(Records from a data source)
=====

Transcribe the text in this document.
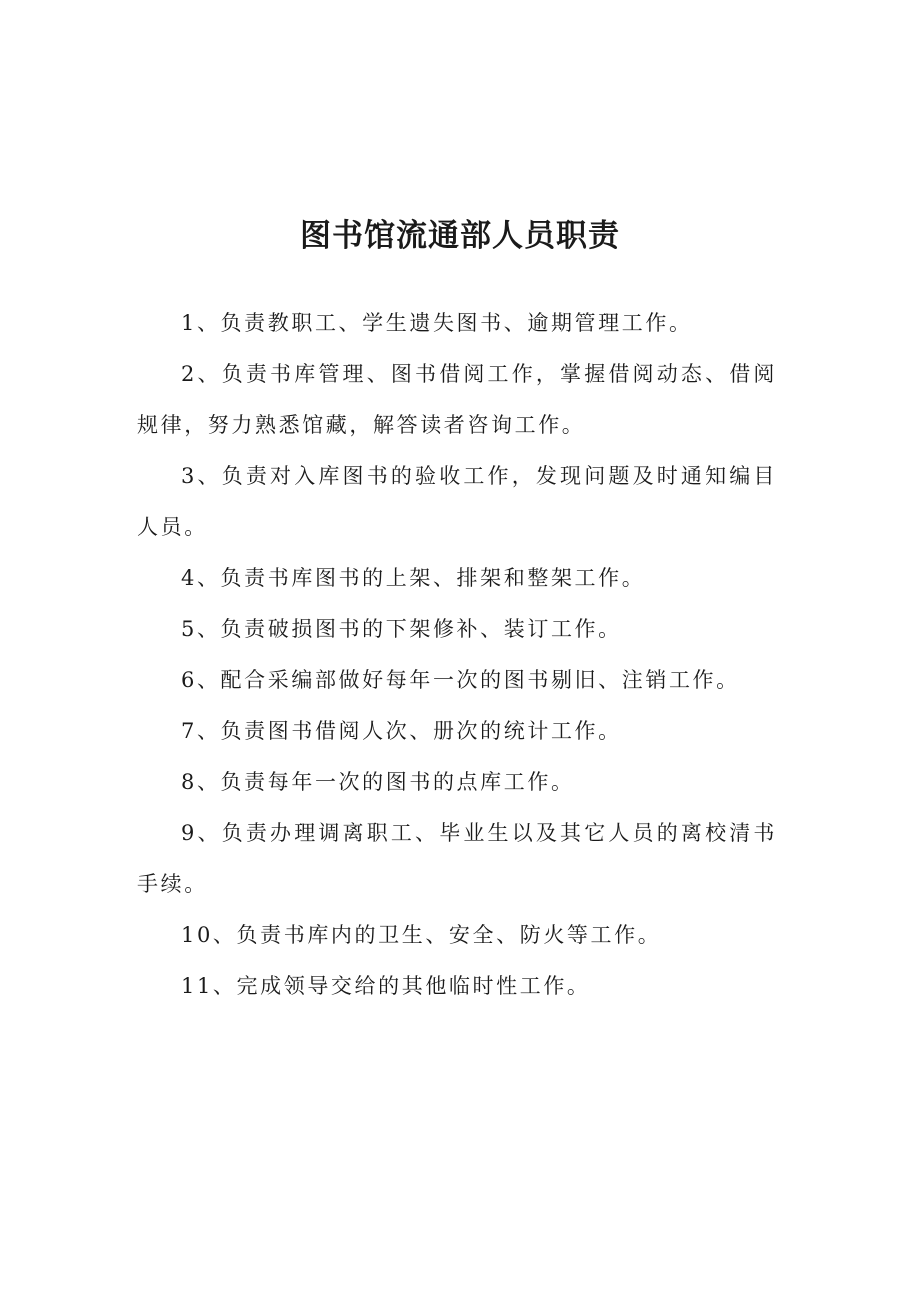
图书馆流通部人员职责

1、负责教职工、学生遗失图书、逾期管理工作。

2、负责书库管理、图书借阅工作，掌握借阅动态、借阅规律，努力熟悉馆藏，解答读者咨询工作。

3、负责对入库图书的验收工作，发现问题及时通知编目人员。

4、负责书库图书的上架、排架和整架工作。

5、负责破损图书的下架修补、装订工作。

6、配合采编部做好每年一次的图书剔旧、注销工作。

7、负责图书借阅人次、册次的统计工作。

8、负责每年一次的图书的点库工作。

9、负责办理调离职工、毕业生以及其它人员的离校清书手续。

10、负责书库内的卫生、安全、防火等工作。

11、完成领导交给的其他临时性工作。
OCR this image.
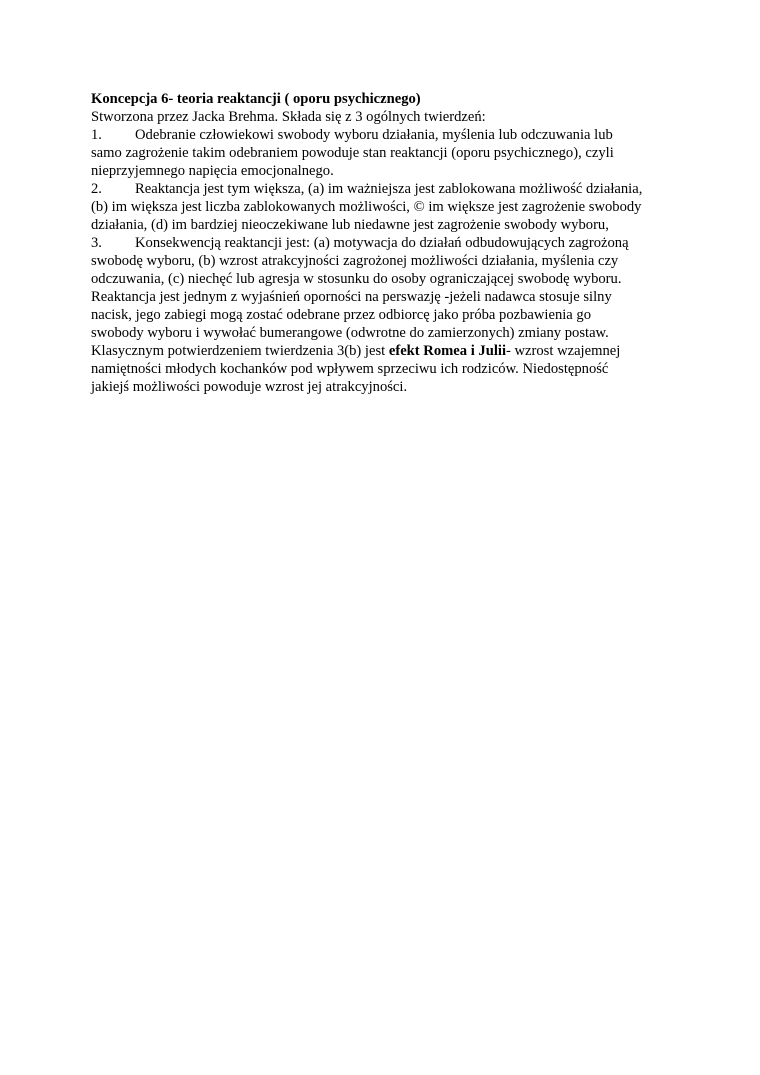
Koncepcja 6- teoria reaktancji ( oporu psychicznego)
Stworzona przez Jacka Brehma. Składa się z 3 ogólnych twierdzeń:
1. Odebranie człowiekowi swobody wyboru działania, myślenia lub odczuwania lub
samo zagrożenie takim odebraniem powoduje stan reaktancji (oporu psychicznego), czyli
nieprzyjemnego napięcia emocjonalnego.
2. Reaktancja jest tym większa, (a) im ważniejsza jest zablokowana możliwość działania,
(b) im większa jest liczba zablokowanych możliwości, © im większe jest zagrożenie swobody
działania, (d) im bardziej nieoczekiwane lub niedawne jest zagrożenie swobody wyboru,
3. Konsekwencją reaktancji jest: (a) motywacja do działań odbudowujących zagrożoną
swobodę wyboru, (b) wzrost atrakcyjności zagrożonej możliwości działania, myślenia czy
odczuwania, (c) niechęć lub agresja w stosunku do osoby ograniczającej swobodę wyboru.
Reaktancja jest jednym z wyjaśnień oporności na perswazję -jeżeli nadawca stosuje silny
nacisk, jego zabiegi mogą zostać odebrane przez odbiorcę jako próba pozbawienia go
swobody wyboru i wywołać bumerangowe (odwrotne do zamierzonych) zmiany postaw.
Klasycznym potwierdzeniem twierdzenia 3(b) jest efekt Romea i Julii- wzrost wzajemnej
namiętności młodych kochanków pod wpływem sprzeciwu ich rodziców. Niedostępność
jakiejś możliwości powoduje wzrost jej atrakcyjności.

=====

Aim –
Restate every record exactly, please; do not copy the pictures.

Full answer –
Transcribe the text in this document.
图书馆流通部人员职责

1、负责教职工、学生遗失图书、逾期管理工作。

2、负责书库管理、图书借阅工作，掌握借阅动态、借阅规律，努力熟悉馆藏，解答读者咨询工作。

3、负责对入库图书的验收工作，发现问题及时通知编目人员。

4、负责书库图书的上架、排架和整架工作。

5、负责破损图书的下架修补、装订工作。

6、配合采编部做好每年一次的图书剔旧、注销工作。

7、负责图书借阅人次、册次的统计工作。

8、负责每年一次的图书的点库工作。

9、负责办理调离职工、毕业生以及其它人员的离校清书手续。

10、负责书库内的卫生、安全、防火等工作。

11、完成领导交给的其他临时性工作。
OCR this image.
Koncepcja 6- teoria reaktancji ( oporu psychicznego)
Stworzona przez Jacka Brehma. Składa się z 3 ogólnych twierdzeń:
1. Odebranie człowiekowi swobody wyboru działania, myślenia lub odczuwania lub
samo zagrożenie takim odebraniem powoduje stan reaktancji (oporu psychicznego), czyli
nieprzyjemnego napięcia emocjonalnego.
2. Reaktancja jest tym większa, (a) im ważniejsza jest zablokowana możliwość działania,
(b) im większa jest liczba zablokowanych możliwości, © im większe jest zagrożenie swobody
działania, (d) im bardziej nieoczekiwane lub niedawne jest zagrożenie swobody wyboru,
3. Konsekwencją reaktancji jest: (a) motywacja do działań odbudowujących zagrożoną
swobodę wyboru, (b) wzrost atrakcyjności zagrożonej możliwości działania, myślenia czy
odczuwania, (c) niechęć lub agresja w stosunku do osoby ograniczającej swobodę wyboru.
Reaktancja jest jednym z wyjaśnień oporności na perswazję -jeżeli nadawca stosuje silny
nacisk, jego zabiegi mogą zostać odebrane przez odbiorcę jako próba pozbawienia go
swobody wyboru i wywołać bumerangowe (odwrotne do zamierzonych) zmiany postaw.
Klasycznym potwierdzeniem twierdzenia 3(b) jest efekt Romea i Julii- wzrost wzajemnej
namiętności młodych kochanków pod wpływem sprzeciwu ich rodziców. Niedostępność
jakiejś możliwości powoduje wzrost jej atrakcyjności.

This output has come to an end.